* Direction
Scan the data below and pick out the lines containing the word "consumtion".
#####
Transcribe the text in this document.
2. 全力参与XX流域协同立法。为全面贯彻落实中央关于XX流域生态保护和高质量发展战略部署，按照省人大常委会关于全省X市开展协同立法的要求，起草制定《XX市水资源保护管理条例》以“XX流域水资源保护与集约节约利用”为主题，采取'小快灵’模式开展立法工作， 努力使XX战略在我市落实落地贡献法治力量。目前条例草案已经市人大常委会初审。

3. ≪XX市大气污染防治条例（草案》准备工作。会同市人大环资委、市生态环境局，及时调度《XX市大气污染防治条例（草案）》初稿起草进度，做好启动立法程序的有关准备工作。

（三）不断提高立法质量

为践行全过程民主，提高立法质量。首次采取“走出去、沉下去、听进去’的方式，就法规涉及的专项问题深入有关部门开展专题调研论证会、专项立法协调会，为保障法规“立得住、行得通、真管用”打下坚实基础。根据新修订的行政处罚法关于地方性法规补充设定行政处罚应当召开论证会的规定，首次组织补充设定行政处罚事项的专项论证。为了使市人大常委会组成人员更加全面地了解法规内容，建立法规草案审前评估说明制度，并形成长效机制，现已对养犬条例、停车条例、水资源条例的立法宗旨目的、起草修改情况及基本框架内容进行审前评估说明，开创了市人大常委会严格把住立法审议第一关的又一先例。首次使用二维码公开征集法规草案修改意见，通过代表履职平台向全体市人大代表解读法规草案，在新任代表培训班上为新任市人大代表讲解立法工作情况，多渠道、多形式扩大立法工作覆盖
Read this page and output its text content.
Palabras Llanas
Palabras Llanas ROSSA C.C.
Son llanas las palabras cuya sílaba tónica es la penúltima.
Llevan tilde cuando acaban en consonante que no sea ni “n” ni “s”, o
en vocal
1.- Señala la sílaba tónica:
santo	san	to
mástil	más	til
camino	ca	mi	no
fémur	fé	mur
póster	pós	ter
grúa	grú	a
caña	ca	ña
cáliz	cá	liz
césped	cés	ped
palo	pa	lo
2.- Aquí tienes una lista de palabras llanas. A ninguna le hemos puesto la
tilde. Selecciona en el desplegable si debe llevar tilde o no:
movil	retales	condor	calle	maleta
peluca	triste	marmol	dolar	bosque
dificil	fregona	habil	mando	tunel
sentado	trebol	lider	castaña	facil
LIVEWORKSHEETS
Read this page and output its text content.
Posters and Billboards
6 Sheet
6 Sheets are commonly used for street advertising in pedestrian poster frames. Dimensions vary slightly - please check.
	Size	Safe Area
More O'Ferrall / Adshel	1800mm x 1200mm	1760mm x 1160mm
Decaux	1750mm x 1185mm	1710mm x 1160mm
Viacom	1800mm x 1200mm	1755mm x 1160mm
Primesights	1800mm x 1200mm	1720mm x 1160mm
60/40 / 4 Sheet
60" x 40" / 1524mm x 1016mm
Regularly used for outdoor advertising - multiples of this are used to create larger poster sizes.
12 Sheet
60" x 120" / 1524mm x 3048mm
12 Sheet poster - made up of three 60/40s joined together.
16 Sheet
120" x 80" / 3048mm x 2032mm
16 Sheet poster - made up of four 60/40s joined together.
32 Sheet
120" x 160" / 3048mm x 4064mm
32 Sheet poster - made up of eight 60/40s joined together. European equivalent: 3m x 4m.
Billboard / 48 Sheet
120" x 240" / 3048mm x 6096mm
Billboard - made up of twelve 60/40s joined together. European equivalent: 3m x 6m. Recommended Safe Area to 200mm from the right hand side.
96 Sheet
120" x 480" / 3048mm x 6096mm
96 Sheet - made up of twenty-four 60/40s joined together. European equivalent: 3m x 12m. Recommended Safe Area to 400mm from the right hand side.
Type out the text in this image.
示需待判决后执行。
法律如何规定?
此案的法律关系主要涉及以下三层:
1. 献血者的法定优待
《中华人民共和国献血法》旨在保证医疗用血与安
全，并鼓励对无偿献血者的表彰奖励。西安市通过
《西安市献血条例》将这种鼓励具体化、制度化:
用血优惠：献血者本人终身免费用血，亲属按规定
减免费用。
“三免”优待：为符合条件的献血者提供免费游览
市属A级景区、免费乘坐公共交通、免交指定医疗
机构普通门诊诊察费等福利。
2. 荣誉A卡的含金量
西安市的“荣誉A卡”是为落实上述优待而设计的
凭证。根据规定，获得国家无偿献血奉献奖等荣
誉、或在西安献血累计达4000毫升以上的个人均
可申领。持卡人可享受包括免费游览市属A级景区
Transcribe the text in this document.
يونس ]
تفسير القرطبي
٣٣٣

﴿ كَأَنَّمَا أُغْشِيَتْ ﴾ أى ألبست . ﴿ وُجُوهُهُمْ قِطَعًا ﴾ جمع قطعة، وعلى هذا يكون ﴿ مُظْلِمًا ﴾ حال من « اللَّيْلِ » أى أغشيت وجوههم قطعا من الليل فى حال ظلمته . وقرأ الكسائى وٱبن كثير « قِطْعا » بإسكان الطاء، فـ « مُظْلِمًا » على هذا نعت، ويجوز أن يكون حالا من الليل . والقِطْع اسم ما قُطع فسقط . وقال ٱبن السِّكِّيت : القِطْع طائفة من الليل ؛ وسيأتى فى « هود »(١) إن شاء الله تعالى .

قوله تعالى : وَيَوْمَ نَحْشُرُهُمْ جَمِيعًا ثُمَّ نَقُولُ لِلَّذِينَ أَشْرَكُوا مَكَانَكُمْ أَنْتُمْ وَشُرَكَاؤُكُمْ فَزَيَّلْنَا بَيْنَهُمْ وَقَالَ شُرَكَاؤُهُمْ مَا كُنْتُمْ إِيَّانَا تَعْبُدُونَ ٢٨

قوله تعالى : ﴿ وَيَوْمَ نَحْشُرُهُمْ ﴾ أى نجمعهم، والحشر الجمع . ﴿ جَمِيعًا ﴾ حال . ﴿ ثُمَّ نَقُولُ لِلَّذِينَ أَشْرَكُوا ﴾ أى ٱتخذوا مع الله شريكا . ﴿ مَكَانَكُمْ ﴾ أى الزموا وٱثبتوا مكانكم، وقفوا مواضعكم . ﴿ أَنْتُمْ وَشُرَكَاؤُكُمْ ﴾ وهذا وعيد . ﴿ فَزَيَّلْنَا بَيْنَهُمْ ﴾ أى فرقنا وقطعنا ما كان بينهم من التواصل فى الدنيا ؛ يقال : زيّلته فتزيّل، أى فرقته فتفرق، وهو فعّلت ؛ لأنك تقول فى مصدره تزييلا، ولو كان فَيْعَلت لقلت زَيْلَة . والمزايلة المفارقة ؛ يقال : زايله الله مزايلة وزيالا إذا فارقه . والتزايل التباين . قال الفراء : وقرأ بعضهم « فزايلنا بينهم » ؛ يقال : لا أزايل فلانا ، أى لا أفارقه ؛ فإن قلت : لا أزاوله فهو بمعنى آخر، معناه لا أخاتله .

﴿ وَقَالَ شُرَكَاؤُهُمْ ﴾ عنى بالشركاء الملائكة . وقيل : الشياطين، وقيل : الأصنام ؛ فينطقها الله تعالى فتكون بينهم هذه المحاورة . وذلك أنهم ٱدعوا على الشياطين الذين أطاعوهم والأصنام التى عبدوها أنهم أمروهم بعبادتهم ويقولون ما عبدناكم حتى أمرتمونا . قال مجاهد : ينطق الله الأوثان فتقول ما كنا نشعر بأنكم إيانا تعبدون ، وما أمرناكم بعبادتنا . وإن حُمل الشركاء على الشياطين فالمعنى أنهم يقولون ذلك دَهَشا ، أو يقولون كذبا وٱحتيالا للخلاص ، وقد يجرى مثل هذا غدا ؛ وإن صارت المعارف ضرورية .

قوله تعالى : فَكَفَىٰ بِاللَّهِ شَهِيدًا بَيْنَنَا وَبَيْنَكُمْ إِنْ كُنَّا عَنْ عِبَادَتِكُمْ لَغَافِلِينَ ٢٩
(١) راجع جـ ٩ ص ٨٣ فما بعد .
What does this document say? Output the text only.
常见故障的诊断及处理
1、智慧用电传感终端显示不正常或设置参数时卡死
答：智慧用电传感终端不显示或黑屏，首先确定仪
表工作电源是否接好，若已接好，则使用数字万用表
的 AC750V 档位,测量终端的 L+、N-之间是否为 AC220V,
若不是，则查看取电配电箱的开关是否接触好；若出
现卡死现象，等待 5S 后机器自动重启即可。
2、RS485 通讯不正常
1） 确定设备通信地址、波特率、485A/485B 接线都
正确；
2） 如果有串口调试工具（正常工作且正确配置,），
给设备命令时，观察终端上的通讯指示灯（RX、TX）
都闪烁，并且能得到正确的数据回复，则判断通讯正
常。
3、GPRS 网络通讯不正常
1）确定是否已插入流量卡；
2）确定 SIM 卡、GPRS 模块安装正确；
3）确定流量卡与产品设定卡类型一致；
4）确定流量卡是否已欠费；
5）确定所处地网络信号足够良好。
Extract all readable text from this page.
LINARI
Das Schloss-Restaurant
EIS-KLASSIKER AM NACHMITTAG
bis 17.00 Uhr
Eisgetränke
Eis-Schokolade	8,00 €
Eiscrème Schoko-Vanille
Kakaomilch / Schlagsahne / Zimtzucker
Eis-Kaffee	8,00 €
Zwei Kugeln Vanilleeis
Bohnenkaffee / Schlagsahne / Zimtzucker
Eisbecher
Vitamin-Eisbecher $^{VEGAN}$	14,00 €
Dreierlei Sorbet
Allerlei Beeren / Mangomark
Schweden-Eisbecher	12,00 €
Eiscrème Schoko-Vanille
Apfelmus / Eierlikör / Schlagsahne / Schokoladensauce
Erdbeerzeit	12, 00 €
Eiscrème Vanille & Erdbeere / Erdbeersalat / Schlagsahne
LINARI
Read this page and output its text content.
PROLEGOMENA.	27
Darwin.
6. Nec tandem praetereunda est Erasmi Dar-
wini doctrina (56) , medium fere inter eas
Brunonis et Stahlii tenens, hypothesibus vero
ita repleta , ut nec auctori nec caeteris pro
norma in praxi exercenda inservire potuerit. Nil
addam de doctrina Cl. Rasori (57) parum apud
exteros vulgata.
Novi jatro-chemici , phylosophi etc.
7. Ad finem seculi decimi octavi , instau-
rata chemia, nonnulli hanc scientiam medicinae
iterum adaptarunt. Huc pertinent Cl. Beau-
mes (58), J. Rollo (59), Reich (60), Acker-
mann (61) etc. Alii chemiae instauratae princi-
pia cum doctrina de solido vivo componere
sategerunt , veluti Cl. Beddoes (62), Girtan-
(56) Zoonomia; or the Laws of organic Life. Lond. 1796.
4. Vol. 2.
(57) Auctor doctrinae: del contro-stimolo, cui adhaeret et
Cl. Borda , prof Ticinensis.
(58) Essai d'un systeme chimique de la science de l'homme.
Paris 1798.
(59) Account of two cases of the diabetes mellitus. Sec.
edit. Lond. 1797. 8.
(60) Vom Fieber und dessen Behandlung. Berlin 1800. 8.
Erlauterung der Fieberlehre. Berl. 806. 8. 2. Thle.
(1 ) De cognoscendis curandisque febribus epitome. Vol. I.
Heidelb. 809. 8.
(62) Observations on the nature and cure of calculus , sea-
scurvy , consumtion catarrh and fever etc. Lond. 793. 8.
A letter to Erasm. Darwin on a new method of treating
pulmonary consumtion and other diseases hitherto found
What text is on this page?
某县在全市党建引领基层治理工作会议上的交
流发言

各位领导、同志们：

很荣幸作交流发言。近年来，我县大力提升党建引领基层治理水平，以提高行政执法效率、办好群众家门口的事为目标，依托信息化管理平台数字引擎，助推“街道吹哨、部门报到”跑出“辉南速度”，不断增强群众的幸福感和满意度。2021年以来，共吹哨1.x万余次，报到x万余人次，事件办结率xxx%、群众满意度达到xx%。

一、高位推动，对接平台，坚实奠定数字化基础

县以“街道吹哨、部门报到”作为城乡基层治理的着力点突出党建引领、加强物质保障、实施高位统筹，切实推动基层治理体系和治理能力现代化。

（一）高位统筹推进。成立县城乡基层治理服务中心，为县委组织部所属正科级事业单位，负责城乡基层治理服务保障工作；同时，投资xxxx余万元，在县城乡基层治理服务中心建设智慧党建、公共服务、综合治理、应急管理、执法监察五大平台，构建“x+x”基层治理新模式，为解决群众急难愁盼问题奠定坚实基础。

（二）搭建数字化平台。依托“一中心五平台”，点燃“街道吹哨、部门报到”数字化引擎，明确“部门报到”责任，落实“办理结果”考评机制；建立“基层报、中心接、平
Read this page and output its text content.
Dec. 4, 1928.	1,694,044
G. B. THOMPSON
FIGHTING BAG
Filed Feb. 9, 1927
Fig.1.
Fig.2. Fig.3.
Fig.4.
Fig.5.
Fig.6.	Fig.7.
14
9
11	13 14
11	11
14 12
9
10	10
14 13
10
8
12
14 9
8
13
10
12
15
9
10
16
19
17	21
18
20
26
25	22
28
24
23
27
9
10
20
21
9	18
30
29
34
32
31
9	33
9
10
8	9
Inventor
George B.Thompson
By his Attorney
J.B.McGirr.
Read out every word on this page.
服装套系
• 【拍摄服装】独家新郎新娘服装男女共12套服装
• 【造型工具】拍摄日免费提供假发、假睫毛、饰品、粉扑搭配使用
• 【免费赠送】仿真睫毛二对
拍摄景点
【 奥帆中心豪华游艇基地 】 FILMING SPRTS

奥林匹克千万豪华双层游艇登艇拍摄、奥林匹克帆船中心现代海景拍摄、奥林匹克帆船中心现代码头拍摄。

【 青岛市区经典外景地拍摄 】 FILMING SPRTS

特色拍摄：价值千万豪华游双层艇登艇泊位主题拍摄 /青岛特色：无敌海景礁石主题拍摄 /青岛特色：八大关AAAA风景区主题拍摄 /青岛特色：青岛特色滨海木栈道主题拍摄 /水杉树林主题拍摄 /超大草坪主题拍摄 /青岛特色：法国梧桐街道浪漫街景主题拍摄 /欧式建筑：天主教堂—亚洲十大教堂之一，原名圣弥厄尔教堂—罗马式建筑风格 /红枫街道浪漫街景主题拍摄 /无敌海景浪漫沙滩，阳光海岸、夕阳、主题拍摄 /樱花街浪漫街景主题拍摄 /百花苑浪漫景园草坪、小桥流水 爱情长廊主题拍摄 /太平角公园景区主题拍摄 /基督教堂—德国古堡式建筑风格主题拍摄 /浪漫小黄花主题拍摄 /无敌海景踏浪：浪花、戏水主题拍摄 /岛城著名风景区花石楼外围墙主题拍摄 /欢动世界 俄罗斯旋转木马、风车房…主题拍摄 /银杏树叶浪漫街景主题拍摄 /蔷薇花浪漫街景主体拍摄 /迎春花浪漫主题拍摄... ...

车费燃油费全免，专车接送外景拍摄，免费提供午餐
#####
* Output for this exercise
scurvy , consumtion catarrh and fever etc. Lond. 793. 8.
pulmonary consumtion and other diseases hitherto found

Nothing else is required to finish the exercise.